### Instruction
In the data below, find every line with the string "high" and pull it out.

### Supplied records
◆ ◆ ◆ ◆ ◆ ◆ ◆
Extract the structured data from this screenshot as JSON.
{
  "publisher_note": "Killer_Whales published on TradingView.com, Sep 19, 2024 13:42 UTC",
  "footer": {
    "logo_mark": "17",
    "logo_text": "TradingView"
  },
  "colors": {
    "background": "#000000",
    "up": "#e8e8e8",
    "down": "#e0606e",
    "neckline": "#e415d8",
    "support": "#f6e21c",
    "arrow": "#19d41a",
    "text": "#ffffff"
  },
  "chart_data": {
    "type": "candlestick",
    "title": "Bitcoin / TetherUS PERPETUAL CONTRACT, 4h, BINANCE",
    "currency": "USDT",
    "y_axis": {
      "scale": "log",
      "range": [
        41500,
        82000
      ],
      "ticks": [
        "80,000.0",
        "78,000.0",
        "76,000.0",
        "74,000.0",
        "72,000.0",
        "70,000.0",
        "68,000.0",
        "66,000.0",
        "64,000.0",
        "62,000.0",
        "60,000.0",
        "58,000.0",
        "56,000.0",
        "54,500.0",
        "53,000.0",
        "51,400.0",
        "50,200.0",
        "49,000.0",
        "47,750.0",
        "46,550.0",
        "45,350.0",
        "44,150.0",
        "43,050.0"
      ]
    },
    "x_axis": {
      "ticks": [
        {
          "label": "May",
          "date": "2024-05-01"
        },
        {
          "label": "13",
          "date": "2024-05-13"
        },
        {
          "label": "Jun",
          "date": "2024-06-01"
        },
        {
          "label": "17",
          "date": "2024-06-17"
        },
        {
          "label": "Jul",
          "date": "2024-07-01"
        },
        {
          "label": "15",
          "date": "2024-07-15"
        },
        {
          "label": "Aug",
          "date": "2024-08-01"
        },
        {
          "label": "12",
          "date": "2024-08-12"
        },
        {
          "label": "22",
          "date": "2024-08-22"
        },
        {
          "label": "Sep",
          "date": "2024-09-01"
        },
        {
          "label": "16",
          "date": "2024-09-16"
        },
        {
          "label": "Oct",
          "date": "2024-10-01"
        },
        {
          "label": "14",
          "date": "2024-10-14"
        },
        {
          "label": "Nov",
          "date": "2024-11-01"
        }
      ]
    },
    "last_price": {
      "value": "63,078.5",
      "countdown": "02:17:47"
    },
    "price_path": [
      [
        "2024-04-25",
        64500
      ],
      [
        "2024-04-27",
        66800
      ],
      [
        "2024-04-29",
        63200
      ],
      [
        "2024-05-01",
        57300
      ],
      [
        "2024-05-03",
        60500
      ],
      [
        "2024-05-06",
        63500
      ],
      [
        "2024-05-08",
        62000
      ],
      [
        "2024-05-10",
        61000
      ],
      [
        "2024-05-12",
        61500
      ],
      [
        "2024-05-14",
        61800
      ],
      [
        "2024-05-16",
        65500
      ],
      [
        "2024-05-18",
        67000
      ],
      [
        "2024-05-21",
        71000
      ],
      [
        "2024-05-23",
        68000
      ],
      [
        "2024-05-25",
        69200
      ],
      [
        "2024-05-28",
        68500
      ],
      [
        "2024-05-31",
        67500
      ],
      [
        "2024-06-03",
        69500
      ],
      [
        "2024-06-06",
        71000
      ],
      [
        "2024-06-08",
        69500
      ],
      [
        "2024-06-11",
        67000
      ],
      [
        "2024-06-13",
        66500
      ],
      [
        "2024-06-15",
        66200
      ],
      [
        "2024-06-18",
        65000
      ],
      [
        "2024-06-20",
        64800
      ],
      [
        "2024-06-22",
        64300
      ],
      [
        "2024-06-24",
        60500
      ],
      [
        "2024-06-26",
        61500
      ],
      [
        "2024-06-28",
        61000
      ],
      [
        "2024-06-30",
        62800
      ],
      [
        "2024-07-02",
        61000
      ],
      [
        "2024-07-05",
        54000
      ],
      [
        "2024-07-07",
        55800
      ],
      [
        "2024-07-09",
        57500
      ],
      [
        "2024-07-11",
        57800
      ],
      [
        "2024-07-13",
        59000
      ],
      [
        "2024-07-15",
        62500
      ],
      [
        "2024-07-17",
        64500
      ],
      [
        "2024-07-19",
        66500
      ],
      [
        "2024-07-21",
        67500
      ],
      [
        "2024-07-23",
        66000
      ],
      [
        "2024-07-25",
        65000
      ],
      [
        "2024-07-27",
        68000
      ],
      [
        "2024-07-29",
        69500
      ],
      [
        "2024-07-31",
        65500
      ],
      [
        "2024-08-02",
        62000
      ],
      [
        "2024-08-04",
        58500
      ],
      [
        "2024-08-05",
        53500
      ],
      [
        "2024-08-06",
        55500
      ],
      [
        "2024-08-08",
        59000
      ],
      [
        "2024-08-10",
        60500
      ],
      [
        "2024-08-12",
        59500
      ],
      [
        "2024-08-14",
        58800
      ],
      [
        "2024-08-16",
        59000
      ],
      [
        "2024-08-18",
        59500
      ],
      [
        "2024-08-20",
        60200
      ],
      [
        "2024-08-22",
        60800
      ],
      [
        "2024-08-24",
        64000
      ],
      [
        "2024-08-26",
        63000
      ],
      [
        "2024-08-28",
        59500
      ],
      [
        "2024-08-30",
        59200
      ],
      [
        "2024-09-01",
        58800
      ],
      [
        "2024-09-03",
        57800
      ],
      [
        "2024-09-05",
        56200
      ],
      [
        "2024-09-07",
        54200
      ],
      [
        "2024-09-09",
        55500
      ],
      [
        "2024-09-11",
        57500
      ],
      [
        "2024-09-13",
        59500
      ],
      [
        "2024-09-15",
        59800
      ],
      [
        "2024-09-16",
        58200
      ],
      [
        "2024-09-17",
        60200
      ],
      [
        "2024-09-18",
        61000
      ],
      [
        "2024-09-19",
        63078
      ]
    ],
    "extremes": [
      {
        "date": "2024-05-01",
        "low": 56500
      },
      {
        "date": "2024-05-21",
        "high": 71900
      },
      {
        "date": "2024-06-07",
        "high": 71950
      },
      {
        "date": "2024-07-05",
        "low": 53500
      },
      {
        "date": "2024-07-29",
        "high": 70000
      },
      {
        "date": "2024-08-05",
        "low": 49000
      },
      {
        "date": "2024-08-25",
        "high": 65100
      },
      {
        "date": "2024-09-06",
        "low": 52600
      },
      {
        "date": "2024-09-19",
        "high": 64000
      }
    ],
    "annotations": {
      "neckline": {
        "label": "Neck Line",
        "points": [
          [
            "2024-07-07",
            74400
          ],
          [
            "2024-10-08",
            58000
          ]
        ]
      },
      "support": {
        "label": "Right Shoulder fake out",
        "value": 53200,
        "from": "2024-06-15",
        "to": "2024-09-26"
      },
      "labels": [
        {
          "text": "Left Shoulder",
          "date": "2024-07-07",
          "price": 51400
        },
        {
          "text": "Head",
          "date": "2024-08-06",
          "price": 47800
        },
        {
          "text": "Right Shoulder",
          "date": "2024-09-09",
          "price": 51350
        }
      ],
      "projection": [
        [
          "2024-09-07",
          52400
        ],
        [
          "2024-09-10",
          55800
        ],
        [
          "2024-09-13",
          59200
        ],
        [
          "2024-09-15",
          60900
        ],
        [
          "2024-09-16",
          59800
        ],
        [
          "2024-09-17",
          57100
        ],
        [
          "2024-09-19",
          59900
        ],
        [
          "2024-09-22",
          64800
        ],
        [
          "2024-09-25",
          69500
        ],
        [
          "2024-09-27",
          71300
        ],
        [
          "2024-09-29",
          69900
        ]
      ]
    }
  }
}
◆ ◆ ◆ ◆ ◆ ◆ ◆
### Solution for this task
        "high": 71900
        "high": 71950
        "high": 70000
        "high": 65100
        "high": 64000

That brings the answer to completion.